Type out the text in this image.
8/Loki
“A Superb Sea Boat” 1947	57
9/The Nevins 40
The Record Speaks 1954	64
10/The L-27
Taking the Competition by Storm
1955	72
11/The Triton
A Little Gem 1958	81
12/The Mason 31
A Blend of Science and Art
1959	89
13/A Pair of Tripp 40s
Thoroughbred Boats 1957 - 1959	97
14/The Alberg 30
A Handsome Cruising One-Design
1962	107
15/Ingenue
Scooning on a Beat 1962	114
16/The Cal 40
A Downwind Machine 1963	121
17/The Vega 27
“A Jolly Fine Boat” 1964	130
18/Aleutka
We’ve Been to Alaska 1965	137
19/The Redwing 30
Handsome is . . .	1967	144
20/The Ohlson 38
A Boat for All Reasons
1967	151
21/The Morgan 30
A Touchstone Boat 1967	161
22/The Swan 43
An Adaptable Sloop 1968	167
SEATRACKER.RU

_ _ _

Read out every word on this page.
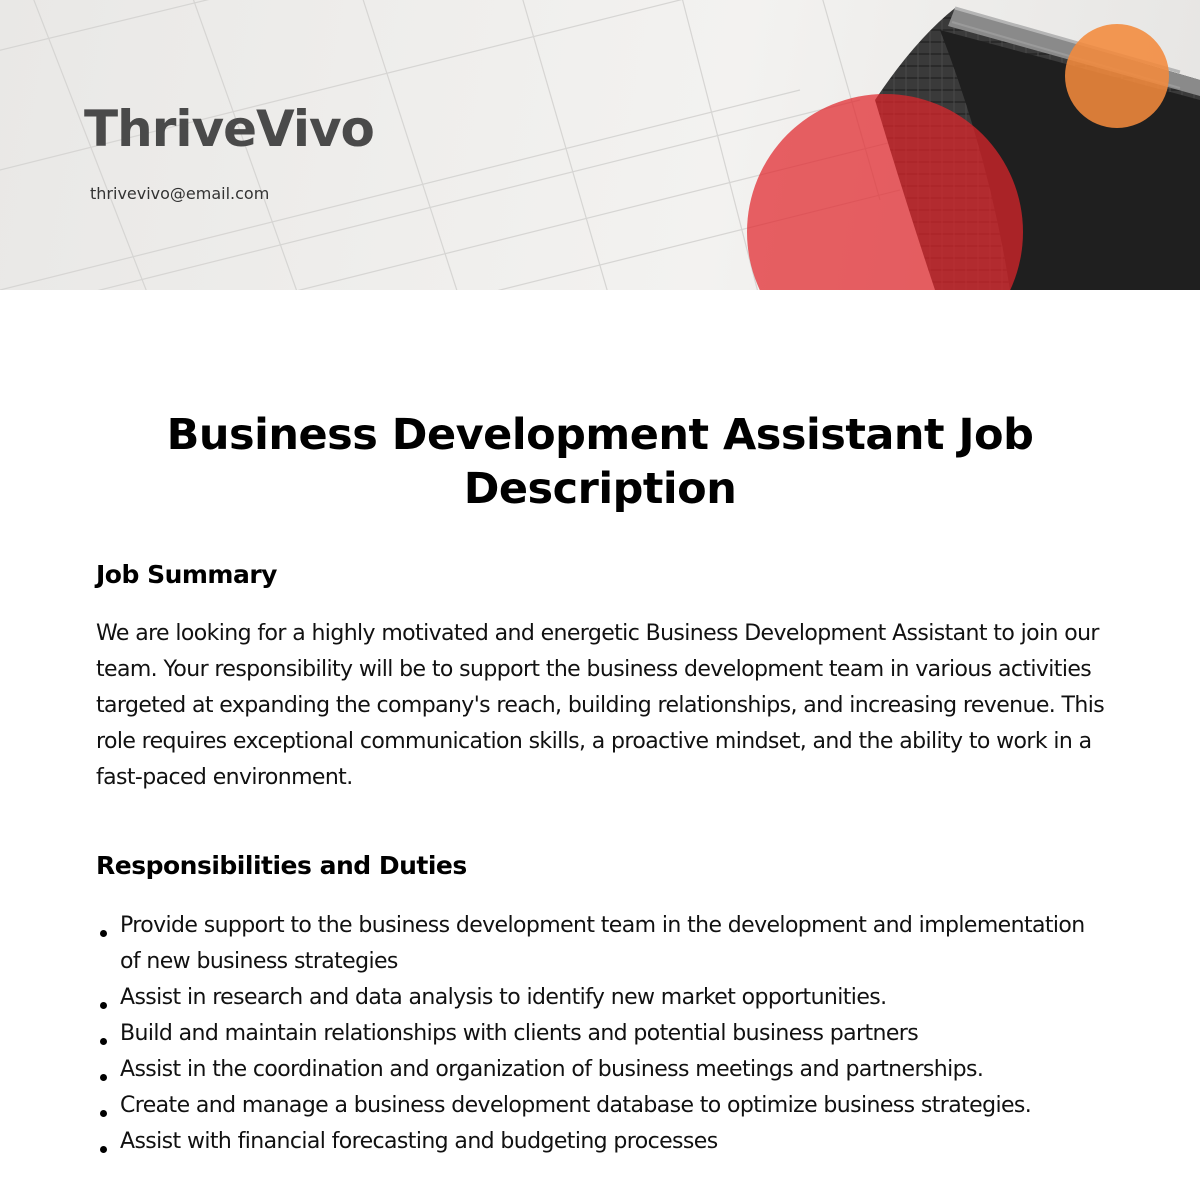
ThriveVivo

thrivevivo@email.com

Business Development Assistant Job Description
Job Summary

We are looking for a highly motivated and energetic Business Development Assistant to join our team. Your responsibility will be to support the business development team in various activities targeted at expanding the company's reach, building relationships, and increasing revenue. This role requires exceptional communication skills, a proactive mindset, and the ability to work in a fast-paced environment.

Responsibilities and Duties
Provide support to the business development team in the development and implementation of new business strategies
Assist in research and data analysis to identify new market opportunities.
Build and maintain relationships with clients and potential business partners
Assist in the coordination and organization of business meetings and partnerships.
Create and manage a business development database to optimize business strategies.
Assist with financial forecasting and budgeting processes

_ _ _

__Problem to solve__. Report the number of lines of the listing above that hold the string "Assistant", with no other text.

__Exercise output__. 2